Scan the records below for lines with the word "this", then state how many you find and nothing else.

— Start DATA SUPPLIED —

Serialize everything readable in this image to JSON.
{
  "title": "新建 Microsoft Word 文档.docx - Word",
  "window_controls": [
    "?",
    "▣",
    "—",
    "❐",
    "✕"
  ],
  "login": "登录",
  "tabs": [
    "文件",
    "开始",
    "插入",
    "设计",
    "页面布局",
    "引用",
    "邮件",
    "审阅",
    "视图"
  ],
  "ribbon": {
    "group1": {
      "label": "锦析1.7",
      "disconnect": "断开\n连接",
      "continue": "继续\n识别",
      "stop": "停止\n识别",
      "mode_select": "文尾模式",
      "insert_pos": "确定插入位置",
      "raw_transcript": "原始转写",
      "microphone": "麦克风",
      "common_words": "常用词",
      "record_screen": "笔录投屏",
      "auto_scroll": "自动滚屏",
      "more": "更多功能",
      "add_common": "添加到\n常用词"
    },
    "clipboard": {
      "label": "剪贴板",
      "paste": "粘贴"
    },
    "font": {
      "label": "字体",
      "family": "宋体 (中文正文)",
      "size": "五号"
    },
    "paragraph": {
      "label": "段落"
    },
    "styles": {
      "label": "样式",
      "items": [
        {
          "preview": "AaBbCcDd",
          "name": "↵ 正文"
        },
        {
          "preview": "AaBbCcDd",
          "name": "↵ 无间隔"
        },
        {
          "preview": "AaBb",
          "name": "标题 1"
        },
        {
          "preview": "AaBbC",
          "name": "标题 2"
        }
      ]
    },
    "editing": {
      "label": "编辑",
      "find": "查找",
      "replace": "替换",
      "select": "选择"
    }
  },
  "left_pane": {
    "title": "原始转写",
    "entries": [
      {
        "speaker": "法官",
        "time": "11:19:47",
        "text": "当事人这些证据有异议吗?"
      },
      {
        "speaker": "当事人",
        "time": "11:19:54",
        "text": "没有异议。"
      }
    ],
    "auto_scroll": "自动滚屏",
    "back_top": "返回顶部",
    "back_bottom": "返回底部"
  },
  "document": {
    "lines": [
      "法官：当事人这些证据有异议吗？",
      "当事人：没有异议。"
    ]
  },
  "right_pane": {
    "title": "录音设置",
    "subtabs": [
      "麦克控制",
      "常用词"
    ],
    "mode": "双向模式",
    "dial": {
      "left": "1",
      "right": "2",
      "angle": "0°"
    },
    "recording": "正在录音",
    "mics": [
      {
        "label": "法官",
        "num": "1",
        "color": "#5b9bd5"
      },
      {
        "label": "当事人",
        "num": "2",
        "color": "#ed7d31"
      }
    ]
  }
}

— End DATA SUPPLIED —
— Start DATA SUPPLIED —

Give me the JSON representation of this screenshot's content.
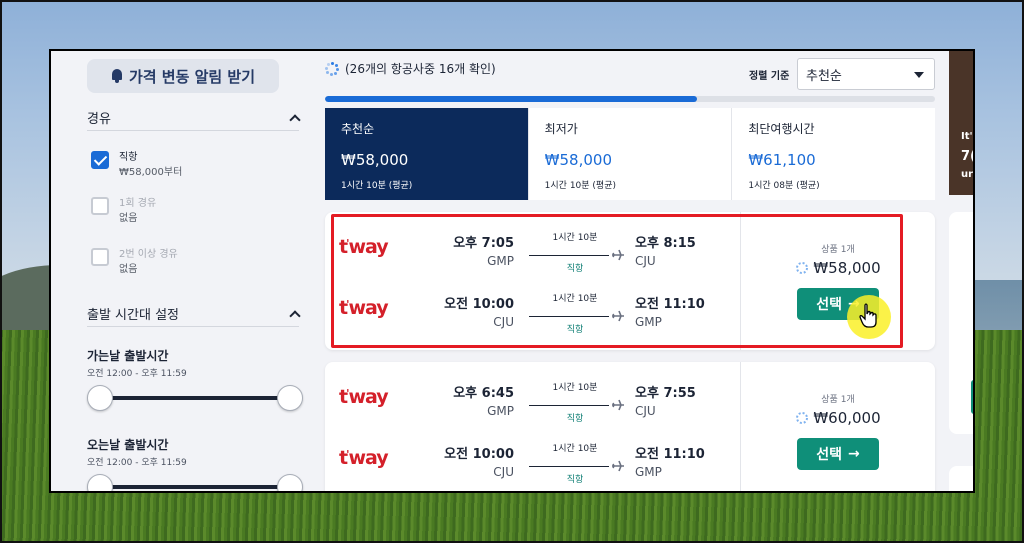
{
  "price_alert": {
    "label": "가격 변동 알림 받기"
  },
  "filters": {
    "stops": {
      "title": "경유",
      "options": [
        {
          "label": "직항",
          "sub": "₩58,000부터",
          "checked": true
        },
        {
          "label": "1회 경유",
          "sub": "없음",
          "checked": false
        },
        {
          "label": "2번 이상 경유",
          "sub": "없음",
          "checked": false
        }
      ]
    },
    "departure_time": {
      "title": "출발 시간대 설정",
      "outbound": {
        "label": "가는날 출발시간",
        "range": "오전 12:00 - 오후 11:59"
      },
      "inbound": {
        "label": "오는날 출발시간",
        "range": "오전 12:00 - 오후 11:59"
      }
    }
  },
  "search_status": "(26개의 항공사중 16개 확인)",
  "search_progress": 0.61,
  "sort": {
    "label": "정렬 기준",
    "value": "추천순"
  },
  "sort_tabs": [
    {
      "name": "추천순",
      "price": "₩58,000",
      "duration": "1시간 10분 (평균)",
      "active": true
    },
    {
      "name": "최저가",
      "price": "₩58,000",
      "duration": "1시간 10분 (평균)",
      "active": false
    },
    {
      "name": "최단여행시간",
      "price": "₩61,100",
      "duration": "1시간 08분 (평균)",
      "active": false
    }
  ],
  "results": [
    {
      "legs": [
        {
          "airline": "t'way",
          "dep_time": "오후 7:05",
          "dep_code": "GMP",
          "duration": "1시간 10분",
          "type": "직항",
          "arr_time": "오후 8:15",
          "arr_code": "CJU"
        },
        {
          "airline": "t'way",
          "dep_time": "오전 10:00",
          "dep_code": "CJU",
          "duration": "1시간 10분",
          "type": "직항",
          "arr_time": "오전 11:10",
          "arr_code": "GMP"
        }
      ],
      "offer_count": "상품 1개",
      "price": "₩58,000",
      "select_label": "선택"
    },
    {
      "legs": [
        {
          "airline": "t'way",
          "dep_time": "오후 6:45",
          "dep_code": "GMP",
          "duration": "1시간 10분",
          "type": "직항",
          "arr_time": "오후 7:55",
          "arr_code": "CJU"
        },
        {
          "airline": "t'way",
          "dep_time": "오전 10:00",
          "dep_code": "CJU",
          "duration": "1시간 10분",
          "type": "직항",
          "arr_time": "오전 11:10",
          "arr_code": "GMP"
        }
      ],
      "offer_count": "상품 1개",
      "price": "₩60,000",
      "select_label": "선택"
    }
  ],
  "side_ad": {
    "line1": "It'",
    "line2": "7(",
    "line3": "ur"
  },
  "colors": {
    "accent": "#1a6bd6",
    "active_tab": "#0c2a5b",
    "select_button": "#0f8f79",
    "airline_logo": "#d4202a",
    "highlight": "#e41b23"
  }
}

— End DATA SUPPLIED —

#### EXERCISE ANSWER:
2